> **GOAL**
In the data below, find every line with the string "frac" and pull it out.

[Stored records]
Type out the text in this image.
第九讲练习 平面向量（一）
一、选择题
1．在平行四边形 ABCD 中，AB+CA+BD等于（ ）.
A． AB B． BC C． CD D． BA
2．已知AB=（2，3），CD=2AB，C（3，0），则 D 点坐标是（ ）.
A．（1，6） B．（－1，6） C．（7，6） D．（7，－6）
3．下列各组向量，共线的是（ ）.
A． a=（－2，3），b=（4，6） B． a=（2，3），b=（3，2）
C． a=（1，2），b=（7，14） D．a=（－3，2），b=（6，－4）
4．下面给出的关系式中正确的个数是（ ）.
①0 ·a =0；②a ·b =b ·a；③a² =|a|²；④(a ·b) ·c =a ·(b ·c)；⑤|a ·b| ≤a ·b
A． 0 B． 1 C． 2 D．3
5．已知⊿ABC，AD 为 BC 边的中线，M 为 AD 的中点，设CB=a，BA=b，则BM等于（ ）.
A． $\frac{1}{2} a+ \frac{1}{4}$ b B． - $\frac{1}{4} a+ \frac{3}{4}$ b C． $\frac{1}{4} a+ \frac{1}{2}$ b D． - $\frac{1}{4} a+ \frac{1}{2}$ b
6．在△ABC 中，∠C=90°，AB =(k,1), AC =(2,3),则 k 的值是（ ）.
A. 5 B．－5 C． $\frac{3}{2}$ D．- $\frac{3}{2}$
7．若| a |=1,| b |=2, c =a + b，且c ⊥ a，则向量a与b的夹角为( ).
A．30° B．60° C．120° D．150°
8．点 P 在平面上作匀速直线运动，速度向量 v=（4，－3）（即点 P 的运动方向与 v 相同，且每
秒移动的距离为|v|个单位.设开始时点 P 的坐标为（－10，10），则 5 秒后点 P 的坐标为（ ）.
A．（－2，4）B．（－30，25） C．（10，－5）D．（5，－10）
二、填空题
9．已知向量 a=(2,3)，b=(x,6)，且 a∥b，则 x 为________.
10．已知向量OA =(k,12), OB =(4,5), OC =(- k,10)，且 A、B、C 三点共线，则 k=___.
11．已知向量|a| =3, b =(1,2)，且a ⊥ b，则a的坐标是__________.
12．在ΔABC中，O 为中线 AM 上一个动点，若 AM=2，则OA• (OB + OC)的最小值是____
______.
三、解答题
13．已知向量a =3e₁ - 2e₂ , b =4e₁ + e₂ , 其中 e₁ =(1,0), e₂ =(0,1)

> **ANSWER TO THIS EXERCISE**
A． $\frac{1}{2} a+ \frac{1}{4}$ b B． - $\frac{1}{4} a+ \frac{3}{4}$ b C． $\frac{1}{4} a+ \frac{1}{2}$ b D． - $\frac{1}{4} a+ \frac{1}{2}$ b
A. 5 B．－5 C． $\frac{3}{2}$ D．- $\frac{3}{2}$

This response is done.